* _Problem description_
Look through the listing and locate every line containing the word "июля"; copy those lines.

* _Entries_

- - - -

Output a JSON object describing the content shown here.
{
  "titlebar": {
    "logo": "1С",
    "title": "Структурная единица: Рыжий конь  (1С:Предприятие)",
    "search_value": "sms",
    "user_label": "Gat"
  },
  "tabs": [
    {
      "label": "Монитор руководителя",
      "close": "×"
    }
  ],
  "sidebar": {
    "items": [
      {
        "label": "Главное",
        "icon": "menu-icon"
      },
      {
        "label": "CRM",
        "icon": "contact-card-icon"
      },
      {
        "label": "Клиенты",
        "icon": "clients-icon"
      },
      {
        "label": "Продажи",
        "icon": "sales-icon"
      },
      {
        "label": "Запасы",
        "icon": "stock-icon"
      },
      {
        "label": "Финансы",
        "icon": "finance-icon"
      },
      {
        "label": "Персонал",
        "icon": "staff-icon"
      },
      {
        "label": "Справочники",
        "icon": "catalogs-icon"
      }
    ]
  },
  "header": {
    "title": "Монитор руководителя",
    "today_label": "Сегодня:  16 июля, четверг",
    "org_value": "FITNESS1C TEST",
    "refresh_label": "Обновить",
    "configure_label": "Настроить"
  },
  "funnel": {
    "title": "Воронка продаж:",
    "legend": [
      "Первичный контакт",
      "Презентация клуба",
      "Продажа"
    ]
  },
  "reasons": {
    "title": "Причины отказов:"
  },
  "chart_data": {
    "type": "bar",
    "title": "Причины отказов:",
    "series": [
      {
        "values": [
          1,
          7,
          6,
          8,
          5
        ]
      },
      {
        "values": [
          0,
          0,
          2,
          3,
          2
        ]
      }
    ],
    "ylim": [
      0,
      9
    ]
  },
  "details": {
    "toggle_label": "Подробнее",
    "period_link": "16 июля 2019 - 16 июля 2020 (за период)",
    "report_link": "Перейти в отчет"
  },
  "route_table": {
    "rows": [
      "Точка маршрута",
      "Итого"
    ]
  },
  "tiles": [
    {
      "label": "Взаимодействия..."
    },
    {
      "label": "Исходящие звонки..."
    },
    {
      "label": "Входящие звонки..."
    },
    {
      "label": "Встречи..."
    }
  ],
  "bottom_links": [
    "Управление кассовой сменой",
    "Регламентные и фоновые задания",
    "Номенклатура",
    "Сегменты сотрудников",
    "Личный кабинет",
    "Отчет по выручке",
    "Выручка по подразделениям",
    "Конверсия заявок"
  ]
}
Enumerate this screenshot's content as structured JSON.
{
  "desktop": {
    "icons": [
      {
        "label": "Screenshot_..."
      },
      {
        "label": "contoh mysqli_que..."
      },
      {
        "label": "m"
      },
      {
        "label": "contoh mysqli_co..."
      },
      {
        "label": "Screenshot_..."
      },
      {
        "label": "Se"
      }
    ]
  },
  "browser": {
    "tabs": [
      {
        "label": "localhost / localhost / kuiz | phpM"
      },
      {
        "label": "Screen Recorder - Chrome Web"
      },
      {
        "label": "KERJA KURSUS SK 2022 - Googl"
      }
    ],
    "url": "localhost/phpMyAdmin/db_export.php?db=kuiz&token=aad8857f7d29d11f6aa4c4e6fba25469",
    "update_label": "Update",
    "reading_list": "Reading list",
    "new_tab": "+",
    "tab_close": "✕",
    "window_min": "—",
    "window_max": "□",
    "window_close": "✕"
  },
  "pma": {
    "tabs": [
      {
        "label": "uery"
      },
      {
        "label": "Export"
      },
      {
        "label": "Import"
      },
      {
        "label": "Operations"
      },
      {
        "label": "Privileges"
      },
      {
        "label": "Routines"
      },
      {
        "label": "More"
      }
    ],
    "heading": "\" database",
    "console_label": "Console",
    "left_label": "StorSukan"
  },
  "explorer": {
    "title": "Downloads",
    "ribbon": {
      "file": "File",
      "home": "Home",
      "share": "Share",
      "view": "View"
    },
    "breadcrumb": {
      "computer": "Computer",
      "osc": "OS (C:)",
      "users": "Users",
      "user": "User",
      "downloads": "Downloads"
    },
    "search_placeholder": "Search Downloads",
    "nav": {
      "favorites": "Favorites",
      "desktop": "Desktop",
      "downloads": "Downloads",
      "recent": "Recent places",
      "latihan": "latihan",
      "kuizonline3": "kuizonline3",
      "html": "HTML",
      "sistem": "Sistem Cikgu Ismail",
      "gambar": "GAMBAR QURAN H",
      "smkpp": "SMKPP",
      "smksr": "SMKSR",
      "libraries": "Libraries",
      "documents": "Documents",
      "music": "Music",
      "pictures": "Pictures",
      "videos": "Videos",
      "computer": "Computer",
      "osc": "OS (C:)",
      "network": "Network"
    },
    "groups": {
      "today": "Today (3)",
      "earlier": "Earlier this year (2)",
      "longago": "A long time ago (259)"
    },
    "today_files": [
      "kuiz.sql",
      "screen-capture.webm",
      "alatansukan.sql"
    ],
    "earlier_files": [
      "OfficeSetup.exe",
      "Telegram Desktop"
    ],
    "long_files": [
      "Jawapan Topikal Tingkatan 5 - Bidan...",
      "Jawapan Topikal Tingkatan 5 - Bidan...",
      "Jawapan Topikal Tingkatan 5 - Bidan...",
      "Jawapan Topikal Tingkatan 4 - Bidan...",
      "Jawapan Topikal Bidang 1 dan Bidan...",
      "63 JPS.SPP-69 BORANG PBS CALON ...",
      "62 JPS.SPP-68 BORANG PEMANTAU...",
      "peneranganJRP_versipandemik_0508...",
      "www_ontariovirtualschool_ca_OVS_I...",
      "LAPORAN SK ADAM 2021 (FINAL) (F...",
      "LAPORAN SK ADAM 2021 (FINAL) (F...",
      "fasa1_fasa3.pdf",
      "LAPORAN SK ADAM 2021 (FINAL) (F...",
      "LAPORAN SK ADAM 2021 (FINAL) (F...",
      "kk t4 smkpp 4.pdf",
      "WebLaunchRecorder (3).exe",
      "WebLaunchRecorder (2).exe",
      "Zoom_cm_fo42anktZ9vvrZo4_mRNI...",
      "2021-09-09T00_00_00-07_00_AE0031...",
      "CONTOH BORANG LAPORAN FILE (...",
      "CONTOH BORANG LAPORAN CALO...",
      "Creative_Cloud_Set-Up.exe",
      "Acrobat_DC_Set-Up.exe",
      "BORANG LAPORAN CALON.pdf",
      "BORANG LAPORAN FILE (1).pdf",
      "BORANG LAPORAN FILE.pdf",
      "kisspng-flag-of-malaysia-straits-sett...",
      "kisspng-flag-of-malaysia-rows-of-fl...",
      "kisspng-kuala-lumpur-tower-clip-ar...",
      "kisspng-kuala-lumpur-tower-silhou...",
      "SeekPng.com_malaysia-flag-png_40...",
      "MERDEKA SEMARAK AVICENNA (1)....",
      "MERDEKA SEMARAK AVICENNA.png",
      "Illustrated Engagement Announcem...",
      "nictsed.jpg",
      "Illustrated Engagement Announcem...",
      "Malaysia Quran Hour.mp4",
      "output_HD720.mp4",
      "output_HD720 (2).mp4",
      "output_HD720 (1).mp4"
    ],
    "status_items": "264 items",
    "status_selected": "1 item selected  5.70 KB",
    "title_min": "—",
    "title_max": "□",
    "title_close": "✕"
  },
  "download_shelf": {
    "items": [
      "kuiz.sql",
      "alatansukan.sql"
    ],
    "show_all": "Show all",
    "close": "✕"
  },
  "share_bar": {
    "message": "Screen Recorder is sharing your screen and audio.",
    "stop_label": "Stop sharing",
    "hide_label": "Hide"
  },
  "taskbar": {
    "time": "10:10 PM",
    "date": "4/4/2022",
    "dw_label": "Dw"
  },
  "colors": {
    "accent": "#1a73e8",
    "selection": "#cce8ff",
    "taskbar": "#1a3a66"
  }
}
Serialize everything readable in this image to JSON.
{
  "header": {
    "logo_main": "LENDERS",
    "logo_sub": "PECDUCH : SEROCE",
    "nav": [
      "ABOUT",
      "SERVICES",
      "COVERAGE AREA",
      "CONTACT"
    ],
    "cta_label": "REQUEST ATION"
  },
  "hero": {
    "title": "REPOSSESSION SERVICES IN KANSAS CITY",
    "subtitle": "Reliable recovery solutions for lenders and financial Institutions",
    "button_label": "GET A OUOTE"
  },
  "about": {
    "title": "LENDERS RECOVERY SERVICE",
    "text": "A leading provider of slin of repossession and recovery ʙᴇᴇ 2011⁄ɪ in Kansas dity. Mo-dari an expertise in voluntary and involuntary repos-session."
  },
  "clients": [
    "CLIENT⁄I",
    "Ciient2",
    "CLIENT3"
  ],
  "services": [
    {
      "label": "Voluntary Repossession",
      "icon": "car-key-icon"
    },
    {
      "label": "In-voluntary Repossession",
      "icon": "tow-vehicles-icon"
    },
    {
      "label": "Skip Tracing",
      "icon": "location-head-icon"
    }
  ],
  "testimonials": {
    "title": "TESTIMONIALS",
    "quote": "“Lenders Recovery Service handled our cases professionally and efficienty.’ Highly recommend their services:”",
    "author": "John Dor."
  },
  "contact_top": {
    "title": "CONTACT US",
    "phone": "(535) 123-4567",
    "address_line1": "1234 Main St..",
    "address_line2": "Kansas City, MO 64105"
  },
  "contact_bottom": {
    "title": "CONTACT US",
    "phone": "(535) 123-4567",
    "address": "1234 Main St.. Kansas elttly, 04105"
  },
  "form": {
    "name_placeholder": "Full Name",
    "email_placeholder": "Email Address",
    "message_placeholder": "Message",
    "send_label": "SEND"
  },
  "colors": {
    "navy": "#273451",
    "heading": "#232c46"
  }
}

- - - -

* _Solution below_
    "today_label": "Сегодня:  16 июля, четверг",
    "period_link": "16 июля 2019 - 16 июля 2020 (за период)",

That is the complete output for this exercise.